-- What to do --
Go through the data and copy every line exactly, but not the images.

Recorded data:
## start
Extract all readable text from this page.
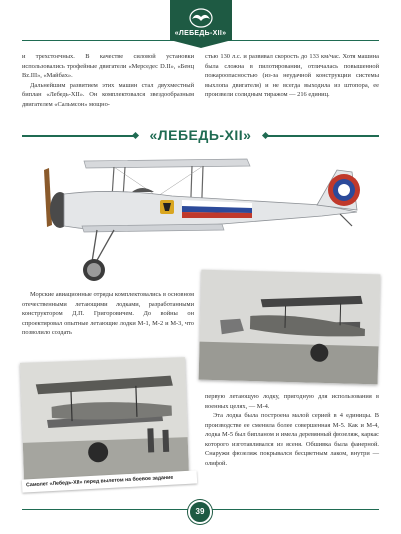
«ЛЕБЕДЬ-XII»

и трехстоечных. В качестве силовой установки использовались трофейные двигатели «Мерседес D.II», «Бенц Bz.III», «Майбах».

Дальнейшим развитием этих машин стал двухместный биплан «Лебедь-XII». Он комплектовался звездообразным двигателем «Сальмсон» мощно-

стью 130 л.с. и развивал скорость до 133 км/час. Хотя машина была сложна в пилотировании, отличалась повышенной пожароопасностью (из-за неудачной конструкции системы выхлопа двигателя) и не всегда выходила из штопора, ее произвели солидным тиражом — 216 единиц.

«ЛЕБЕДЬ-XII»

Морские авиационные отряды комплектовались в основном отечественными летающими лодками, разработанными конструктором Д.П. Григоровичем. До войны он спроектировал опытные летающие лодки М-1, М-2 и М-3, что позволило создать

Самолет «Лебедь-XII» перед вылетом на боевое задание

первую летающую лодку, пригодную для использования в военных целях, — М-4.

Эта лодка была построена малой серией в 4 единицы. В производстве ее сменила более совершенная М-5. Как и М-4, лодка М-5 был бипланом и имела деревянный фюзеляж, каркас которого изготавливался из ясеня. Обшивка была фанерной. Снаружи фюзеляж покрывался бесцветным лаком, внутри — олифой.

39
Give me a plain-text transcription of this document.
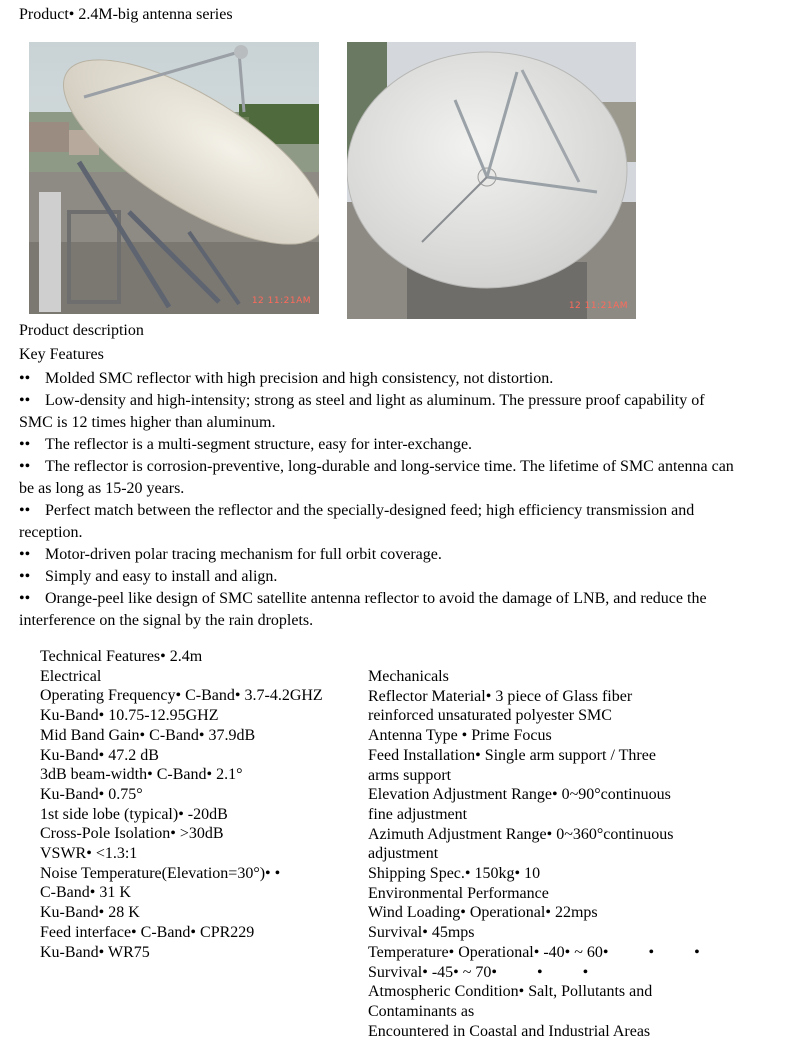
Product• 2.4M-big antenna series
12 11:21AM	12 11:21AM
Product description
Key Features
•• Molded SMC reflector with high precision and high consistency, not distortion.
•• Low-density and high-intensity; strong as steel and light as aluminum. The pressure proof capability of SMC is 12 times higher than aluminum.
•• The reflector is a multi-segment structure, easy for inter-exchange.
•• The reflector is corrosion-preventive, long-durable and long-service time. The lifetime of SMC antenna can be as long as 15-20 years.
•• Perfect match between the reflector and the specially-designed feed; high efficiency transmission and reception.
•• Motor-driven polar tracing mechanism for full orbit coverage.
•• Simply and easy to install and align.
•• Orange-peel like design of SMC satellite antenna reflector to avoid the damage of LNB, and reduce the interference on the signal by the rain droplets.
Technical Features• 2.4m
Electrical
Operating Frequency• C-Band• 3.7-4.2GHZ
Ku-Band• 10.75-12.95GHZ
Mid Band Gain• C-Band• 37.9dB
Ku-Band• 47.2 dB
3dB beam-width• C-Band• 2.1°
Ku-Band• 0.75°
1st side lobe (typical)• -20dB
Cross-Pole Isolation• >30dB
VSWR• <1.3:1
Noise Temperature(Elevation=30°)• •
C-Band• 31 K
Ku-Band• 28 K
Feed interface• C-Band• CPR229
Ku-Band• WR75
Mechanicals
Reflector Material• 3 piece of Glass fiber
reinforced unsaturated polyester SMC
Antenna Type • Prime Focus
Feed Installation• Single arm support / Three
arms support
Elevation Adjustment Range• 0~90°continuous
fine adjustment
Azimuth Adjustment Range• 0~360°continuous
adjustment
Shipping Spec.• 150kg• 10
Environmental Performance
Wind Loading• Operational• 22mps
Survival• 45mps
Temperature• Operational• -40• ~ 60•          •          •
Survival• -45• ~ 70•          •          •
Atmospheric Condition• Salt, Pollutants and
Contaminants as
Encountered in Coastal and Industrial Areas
## end
-- Reply to the exercise --
Extract all readable text from this page.
«ЛЕБЕДЬ-XII»

и трехстоечных. В качестве силовой установки использовались трофейные двигатели «Мерседес D.II», «Бенц Bz.III», «Майбах».

Дальнейшим развитием этих машин стал двухместный биплан «Лебедь-XII». Он комплектовался звездообразным двигателем «Сальмсон» мощно-

стью 130 л.с. и развивал скорость до 133 км/час. Хотя машина была сложна в пилотировании, отличалась повышенной пожароопасностью (из-за неудачной конструкции системы выхлопа двигателя) и не всегда выходила из штопора, ее произвели солидным тиражом — 216 единиц.

«ЛЕБЕДЬ-XII»

Морские авиационные отряды комплектовались в основном отечественными летающими лодками, разработанными конструктором Д.П. Григоровичем. До войны он спроектировал опытные летающие лодки М-1, М-2 и М-3, что позволило создать

Самолет «Лебедь-XII» перед вылетом на боевое задание

первую летающую лодку, пригодную для использования в военных целях, — М-4.

Эта лодка была построена малой серией в 4 единицы. В производстве ее сменила более совершенная М-5. Как и М-4, лодка М-5 был бипланом и имела деревянный фюзеляж, каркас которого изготавливался из ясеня. Обшивка была фанерной. Снаружи фюзеляж покрывался бесцветным лаком, внутри — олифой.

39
Give me a plain-text transcription of this document.
Product• 2.4M-big antenna series
12 11:21AM	12 11:21AM
Product description
Key Features
•• Molded SMC reflector with high precision and high consistency, not distortion.
•• Low-density and high-intensity; strong as steel and light as aluminum. The pressure proof capability of SMC is 12 times higher than aluminum.
•• The reflector is a multi-segment structure, easy for inter-exchange.
•• The reflector is corrosion-preventive, long-durable and long-service time. The lifetime of SMC antenna can be as long as 15-20 years.
•• Perfect match between the reflector and the specially-designed feed; high efficiency transmission and reception.
•• Motor-driven polar tracing mechanism for full orbit coverage.
•• Simply and easy to install and align.
•• Orange-peel like design of SMC satellite antenna reflector to avoid the damage of LNB, and reduce the interference on the signal by the rain droplets.
Technical Features• 2.4m
Electrical
Operating Frequency• C-Band• 3.7-4.2GHZ
Ku-Band• 10.75-12.95GHZ
Mid Band Gain• C-Band• 37.9dB
Ku-Band• 47.2 dB
3dB beam-width• C-Band• 2.1°
Ku-Band• 0.75°
1st side lobe (typical)• -20dB
Cross-Pole Isolation• >30dB
VSWR• <1.3:1
Noise Temperature(Elevation=30°)• •
C-Band• 31 K
Ku-Band• 28 K
Feed interface• C-Band• CPR229
Ku-Band• WR75
Mechanicals
Reflector Material• 3 piece of Glass fiber
reinforced unsaturated polyester SMC
Antenna Type • Prime Focus
Feed Installation• Single arm support / Three
arms support
Elevation Adjustment Range• 0~90°continuous
fine adjustment
Azimuth Adjustment Range• 0~360°continuous
adjustment
Shipping Spec.• 150kg• 10
Environmental Performance
Wind Loading• Operational• 22mps
Survival• 45mps
Temperature• Operational• -40• ~ 60•          •          •
Survival• -45• ~ 70•          •          •
Atmospheric Condition• Salt, Pollutants and
Contaminants as
Encountered in Coastal and Industrial Areas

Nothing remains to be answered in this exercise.